:: PASSAGE PROVIDED ::
A chasm exists between personal care aides’ and nursing assistants’ earned wage and their housing wage, and the shortage of affordable housing for older adults is even worse, according to a new report from National Low Income Housing Coalition.
A housing wage is the estimated full-time hourly wage workers must earn to afford a “decent” rental home at the U.S. Department of Housing and Urban Development’s fair market rent while spending no more than 30% of their income on housing costs. In almost half of the states, a minimum housing wage of $20 per hour is needed to rent even a one-bedroom apartment, NLIHC said.
Personal care aides, nursing assistants and home health aides earn, on average, $13.94 per hour, and the average monthly fair market rent for a one-bedroom or two-bedroom rental home is $1,061 or $1,295, respectively, according to the report.
“Congress should expand access to rental assistance to every eligible household in need. Universal rental assistance could be provided by fully funding the Housing Choice Voucher program,” the report authors wrote.
For older adults, too, finding affordable housing is often burdensome, according to experts. LeadingAge is calling on Congress to expand the supply of rental housing as infrastructure discussions move along.
Today is national “call-in” day, where members of LeadingAge and other organizations will be speaking with their representatives to urge them to include increased support for affordable housing for older adults in any infrastructure legislation.
“Congress can’t turn its back on millions of older Americans who are stuck for years on affordable housing waiting lists, living in places they can’t afford, skipping meals and medicine to pay the rent, or cast into homelessness,” LeadingAge President and CEO Katie Smith Sloan said in a statement. “Two out of three older adults who need affordable senior housing can’t get it.”

:: DIRECTIONS ::
**1.** In the article on housing wages, what hourly wage do personal care aides, nursing assistants and home health aides earn on average?
**2.** Transcribe the part of the article on housing wages starting with "A chasm exists" and going on through "apartment, NLIHC said.".

:: RAW DATA ::
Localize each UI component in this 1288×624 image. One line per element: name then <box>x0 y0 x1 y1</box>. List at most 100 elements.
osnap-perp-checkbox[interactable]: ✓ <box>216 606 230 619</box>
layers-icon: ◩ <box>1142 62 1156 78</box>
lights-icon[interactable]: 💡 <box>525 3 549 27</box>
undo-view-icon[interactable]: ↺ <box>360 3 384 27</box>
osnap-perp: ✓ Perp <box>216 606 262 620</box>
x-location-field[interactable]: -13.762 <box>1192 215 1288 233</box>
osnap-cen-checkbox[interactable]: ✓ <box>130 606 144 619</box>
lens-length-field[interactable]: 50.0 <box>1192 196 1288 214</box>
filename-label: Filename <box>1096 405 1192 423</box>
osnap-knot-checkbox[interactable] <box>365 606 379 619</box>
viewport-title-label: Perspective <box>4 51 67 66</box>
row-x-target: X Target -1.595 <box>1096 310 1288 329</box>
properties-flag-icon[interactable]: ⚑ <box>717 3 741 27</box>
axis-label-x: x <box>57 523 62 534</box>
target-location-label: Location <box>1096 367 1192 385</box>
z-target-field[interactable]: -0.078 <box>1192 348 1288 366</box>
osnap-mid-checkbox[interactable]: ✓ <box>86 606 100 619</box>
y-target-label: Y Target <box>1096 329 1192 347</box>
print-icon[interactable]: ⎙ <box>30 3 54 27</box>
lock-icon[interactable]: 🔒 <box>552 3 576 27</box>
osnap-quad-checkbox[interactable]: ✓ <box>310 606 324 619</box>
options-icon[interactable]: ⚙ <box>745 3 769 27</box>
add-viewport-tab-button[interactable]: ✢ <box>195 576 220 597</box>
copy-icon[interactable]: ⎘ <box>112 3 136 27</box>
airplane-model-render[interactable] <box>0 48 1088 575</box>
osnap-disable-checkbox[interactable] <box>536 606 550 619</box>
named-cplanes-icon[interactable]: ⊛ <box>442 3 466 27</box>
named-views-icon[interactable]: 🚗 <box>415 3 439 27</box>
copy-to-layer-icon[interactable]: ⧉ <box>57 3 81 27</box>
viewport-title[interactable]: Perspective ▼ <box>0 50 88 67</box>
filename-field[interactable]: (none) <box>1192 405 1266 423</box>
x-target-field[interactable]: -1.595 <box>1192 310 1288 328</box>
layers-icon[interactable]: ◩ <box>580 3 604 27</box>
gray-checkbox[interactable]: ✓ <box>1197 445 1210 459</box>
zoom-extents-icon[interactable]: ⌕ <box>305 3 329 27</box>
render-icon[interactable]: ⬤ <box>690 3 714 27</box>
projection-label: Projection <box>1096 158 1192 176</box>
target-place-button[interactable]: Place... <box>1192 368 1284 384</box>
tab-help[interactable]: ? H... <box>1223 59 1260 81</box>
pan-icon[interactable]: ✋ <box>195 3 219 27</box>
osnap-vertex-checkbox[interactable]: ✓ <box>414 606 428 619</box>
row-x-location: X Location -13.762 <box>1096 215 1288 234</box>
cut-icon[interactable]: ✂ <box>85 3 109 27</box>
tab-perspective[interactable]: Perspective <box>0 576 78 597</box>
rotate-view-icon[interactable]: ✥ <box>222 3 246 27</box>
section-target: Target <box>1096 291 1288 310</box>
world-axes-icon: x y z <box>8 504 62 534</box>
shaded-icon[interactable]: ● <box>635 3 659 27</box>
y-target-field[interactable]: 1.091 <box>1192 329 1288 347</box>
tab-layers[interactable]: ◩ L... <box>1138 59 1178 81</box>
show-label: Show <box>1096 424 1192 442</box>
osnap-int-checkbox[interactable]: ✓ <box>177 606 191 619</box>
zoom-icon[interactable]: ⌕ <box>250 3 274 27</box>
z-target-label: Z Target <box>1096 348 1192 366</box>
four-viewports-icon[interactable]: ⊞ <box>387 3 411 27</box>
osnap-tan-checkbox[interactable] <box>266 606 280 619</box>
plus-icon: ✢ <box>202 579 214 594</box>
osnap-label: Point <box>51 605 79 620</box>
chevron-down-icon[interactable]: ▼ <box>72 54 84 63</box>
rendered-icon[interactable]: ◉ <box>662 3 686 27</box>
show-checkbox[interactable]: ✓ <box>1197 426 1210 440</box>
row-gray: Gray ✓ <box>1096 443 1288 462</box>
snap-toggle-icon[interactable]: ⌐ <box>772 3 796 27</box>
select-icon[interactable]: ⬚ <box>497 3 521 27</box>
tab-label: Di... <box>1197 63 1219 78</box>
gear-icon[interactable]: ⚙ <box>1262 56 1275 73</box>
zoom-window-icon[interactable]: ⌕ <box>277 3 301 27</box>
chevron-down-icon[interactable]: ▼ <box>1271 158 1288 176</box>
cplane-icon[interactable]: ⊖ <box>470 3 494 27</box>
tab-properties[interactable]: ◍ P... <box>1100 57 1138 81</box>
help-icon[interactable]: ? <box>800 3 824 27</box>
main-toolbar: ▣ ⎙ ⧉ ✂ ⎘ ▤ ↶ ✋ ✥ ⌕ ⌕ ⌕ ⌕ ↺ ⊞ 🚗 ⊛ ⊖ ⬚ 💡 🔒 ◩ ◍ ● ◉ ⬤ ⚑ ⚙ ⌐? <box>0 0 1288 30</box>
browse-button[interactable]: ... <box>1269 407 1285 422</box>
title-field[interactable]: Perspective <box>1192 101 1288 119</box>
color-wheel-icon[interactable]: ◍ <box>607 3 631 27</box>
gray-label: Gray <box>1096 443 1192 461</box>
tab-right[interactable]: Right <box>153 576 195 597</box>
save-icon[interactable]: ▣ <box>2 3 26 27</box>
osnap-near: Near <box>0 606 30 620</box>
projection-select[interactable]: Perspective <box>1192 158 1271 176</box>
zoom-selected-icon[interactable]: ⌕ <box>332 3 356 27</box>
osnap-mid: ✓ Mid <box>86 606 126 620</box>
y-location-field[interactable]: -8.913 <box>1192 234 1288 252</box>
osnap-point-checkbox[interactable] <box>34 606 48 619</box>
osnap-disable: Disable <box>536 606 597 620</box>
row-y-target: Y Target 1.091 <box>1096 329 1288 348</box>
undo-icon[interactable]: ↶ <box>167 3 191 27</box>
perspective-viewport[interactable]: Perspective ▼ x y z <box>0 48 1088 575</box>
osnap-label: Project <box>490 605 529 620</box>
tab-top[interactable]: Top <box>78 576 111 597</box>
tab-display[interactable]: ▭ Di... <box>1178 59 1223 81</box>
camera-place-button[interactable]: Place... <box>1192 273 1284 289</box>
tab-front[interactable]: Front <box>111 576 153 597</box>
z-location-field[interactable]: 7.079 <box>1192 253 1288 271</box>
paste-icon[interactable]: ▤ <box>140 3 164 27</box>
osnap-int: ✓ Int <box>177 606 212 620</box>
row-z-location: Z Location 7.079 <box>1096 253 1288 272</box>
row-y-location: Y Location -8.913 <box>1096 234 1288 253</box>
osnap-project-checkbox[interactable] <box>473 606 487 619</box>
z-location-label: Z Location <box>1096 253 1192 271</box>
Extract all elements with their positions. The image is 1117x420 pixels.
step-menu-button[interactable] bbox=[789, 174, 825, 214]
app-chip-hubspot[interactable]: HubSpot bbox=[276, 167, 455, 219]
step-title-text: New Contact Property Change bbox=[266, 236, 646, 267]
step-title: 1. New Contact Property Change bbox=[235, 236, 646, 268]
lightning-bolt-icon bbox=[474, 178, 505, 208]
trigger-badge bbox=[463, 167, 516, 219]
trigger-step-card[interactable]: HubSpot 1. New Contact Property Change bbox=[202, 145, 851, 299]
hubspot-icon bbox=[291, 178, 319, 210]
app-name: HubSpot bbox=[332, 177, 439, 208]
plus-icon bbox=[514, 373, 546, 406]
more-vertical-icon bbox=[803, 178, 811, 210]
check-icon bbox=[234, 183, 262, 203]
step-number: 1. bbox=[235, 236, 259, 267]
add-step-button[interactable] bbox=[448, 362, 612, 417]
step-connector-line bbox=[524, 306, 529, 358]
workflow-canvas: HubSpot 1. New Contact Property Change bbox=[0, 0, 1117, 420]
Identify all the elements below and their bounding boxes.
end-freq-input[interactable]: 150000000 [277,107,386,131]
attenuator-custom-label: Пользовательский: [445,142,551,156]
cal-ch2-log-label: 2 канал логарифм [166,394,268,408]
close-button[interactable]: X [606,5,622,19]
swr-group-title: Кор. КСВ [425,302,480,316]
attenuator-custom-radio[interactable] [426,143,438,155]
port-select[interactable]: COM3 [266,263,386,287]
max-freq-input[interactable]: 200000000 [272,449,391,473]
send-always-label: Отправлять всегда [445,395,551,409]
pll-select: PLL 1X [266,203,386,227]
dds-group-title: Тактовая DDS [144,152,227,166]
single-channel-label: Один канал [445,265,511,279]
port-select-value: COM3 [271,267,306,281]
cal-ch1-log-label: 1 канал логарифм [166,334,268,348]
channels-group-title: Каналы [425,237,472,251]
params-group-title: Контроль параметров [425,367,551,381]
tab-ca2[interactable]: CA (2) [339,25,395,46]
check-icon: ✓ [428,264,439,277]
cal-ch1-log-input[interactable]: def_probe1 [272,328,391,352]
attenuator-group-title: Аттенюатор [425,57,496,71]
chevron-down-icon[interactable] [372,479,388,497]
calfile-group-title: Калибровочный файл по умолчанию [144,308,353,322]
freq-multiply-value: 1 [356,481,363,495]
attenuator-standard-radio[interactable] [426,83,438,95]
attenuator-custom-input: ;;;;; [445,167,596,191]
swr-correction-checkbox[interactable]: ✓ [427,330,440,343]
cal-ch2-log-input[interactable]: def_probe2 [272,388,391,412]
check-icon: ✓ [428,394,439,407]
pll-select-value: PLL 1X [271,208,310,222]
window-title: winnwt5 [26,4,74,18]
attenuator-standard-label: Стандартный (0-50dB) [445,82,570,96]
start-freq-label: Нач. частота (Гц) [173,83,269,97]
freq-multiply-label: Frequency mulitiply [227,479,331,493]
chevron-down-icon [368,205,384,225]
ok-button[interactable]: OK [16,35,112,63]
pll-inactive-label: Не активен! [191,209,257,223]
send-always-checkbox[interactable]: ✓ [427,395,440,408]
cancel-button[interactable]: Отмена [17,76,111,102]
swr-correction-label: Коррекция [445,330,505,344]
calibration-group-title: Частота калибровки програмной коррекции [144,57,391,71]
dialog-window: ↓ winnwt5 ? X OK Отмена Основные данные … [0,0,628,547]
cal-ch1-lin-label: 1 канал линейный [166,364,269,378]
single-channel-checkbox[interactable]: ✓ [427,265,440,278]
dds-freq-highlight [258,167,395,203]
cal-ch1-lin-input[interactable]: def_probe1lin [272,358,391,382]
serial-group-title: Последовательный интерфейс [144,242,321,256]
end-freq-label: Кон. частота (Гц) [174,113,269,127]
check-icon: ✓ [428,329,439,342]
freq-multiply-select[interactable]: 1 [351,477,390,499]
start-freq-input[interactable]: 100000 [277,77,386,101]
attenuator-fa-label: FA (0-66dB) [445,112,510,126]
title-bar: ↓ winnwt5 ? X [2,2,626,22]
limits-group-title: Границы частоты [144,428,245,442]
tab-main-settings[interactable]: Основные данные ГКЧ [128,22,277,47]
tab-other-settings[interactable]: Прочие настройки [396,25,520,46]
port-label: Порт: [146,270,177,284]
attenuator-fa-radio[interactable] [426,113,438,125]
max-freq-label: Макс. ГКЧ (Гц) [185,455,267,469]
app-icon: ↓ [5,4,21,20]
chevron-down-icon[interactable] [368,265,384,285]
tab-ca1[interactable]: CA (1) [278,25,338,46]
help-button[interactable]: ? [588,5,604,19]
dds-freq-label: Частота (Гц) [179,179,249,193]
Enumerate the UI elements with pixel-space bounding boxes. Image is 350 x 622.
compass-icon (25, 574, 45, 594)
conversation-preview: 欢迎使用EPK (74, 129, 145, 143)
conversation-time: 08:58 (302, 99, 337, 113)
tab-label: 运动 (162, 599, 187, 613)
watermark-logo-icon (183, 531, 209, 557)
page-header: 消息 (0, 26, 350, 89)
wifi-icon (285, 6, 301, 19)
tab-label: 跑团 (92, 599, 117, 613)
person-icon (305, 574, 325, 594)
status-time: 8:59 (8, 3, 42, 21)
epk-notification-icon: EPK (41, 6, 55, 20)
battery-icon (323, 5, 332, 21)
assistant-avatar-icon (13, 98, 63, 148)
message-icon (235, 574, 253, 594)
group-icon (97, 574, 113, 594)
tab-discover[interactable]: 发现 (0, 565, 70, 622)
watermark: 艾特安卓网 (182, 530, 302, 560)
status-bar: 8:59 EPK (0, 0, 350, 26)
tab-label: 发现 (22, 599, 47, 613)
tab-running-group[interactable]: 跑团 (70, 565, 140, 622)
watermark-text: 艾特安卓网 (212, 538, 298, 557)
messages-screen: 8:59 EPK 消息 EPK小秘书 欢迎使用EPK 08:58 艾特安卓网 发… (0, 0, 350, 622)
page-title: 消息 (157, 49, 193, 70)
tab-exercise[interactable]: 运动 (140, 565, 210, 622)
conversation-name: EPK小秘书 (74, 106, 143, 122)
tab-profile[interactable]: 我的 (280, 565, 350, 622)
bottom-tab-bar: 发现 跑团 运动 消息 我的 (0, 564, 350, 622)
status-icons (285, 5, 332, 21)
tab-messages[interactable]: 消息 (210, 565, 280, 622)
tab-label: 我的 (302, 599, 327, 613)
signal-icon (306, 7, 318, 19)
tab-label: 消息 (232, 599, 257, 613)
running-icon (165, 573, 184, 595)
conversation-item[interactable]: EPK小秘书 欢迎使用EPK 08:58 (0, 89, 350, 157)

:: TASK RESULTS ::
**1.** $13.94 per hour

**2.**
A chasm exists between personal care aides’ and nursing assistants’ earned wage and their housing wage, and the shortage of affordable housing for older adults is even worse, according to a new report from National Low Income Housing Coalition.
A housing wage is the estimated full-time hourly wage workers must earn to afford a “decent” rental home at the U.S. Department of Housing and Urban Development’s fair market rent while spending no more than 30% of their income on housing costs. In almost half of the states, a minimum housing wage of $20 per hour is needed to rent even a one-bedroom apartment, NLIHC said.